--- begin ---

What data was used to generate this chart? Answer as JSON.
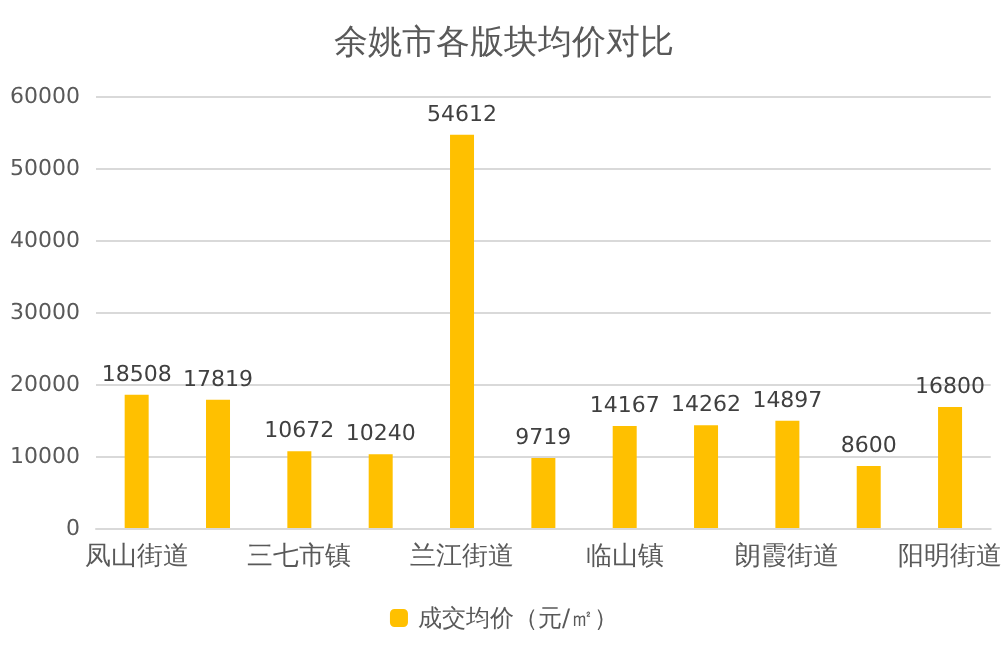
{
  "chart_data": {
    "type": "bar",
    "title": "余姚市各版块均价对比",
    "categories": [
      "凤山街道",
      null,
      "三七市镇",
      null,
      "兰江街道",
      null,
      "临山镇",
      null,
      "朗霞街道",
      null,
      "阳明街道"
    ],
    "series": [
      {
        "name": "成交均价（元/㎡）",
        "color": "#ffc000",
        "values": [
          18508,
          17819,
          10672,
          10240,
          54612,
          9719,
          14167,
          14262,
          14897,
          8600,
          16800
        ]
      }
    ],
    "ylim": [
      0,
      60000
    ],
    "yticks": [
      0,
      10000,
      20000,
      30000,
      40000,
      50000,
      60000
    ],
    "grid": "y",
    "legend": "bottom",
    "data_labels": true
  }
}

--- end ---

*Exercise prompt*:
Quote the data above in full, leaving out the pictures it holds.

*Final result*:
What data was used to generate this chart? Answer as JSON.
{
  "chart_data": {
    "type": "bar",
    "title": "余姚市各版块均价对比",
    "categories": [
      "凤山街道",
      null,
      "三七市镇",
      null,
      "兰江街道",
      null,
      "临山镇",
      null,
      "朗霞街道",
      null,
      "阳明街道"
    ],
    "series": [
      {
        "name": "成交均价（元/㎡）",
        "color": "#ffc000",
        "values": [
          18508,
          17819,
          10672,
          10240,
          54612,
          9719,
          14167,
          14262,
          14897,
          8600,
          16800
        ]
      }
    ],
    "ylim": [
      0,
      60000
    ],
    "yticks": [
      0,
      10000,
      20000,
      30000,
      40000,
      50000,
      60000
    ],
    "grid": "y",
    "legend": "bottom",
    "data_labels": true
  }
}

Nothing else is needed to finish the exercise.